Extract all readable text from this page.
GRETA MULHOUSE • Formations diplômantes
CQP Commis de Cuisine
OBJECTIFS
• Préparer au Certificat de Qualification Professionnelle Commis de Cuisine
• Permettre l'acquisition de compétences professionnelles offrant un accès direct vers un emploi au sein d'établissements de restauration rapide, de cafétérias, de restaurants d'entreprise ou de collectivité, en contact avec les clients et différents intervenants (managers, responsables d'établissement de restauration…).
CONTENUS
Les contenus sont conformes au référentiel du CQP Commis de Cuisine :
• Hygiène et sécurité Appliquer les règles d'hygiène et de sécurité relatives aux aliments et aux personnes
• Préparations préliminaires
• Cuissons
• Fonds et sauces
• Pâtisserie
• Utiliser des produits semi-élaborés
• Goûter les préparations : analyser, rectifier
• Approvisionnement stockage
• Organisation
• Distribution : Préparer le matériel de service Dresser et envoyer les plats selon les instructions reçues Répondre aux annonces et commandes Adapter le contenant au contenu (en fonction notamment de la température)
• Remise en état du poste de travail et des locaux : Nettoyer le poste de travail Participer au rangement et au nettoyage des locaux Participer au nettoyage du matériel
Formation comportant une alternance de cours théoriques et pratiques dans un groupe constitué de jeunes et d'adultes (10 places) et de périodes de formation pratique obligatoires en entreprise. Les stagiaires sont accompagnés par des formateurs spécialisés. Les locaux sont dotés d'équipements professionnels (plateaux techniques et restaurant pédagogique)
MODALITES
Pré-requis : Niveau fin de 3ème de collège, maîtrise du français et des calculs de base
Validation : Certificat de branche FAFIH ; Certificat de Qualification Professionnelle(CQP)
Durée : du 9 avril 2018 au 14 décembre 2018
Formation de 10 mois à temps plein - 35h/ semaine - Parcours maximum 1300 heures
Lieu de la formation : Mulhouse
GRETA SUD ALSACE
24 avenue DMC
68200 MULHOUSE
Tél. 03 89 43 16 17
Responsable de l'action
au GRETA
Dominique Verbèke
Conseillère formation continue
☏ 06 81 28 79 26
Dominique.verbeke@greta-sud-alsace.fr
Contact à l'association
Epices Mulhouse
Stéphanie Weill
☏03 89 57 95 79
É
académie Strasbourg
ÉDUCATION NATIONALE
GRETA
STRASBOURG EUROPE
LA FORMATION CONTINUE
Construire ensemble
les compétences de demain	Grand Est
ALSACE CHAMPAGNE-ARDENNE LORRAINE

════════════════════

Prompt
Above are the records; copy all of them exactly.

Exercise result
Extract all readable text from this page.
GRETA MULHOUSE • Formations diplômantes
CQP Commis de Cuisine
OBJECTIFS
• Préparer au Certificat de Qualification Professionnelle Commis de Cuisine
• Permettre l'acquisition de compétences professionnelles offrant un accès direct vers un emploi au sein d'établissements de restauration rapide, de cafétérias, de restaurants d'entreprise ou de collectivité, en contact avec les clients et différents intervenants (managers, responsables d'établissement de restauration…).
CONTENUS
Les contenus sont conformes au référentiel du CQP Commis de Cuisine :
• Hygiène et sécurité Appliquer les règles d'hygiène et de sécurité relatives aux aliments et aux personnes
• Préparations préliminaires
• Cuissons
• Fonds et sauces
• Pâtisserie
• Utiliser des produits semi-élaborés
• Goûter les préparations : analyser, rectifier
• Approvisionnement stockage
• Organisation
• Distribution : Préparer le matériel de service Dresser et envoyer les plats selon les instructions reçues Répondre aux annonces et commandes Adapter le contenant au contenu (en fonction notamment de la température)
• Remise en état du poste de travail et des locaux : Nettoyer le poste de travail Participer au rangement et au nettoyage des locaux Participer au nettoyage du matériel
Formation comportant une alternance de cours théoriques et pratiques dans un groupe constitué de jeunes et d'adultes (10 places) et de périodes de formation pratique obligatoires en entreprise. Les stagiaires sont accompagnés par des formateurs spécialisés. Les locaux sont dotés d'équipements professionnels (plateaux techniques et restaurant pédagogique)
MODALITES
Pré-requis : Niveau fin de 3ème de collège, maîtrise du français et des calculs de base
Validation : Certificat de branche FAFIH ; Certificat de Qualification Professionnelle(CQP)
Durée : du 9 avril 2018 au 14 décembre 2018
Formation de 10 mois à temps plein - 35h/ semaine - Parcours maximum 1300 heures
Lieu de la formation : Mulhouse
GRETA SUD ALSACE
24 avenue DMC
68200 MULHOUSE
Tél. 03 89 43 16 17
Responsable de l'action
au GRETA
Dominique Verbèke
Conseillère formation continue
☏ 06 81 28 79 26
Dominique.verbeke@greta-sud-alsace.fr
Contact à l'association
Epices Mulhouse
Stéphanie Weill
☏03 89 57 95 79
É
académie Strasbourg
ÉDUCATION NATIONALE
GRETA
STRASBOURG EUROPE
LA FORMATION CONTINUE
Construire ensemble
les compétences de demain	Grand Est
ALSACE CHAMPAGNE-ARDENNE LORRAINE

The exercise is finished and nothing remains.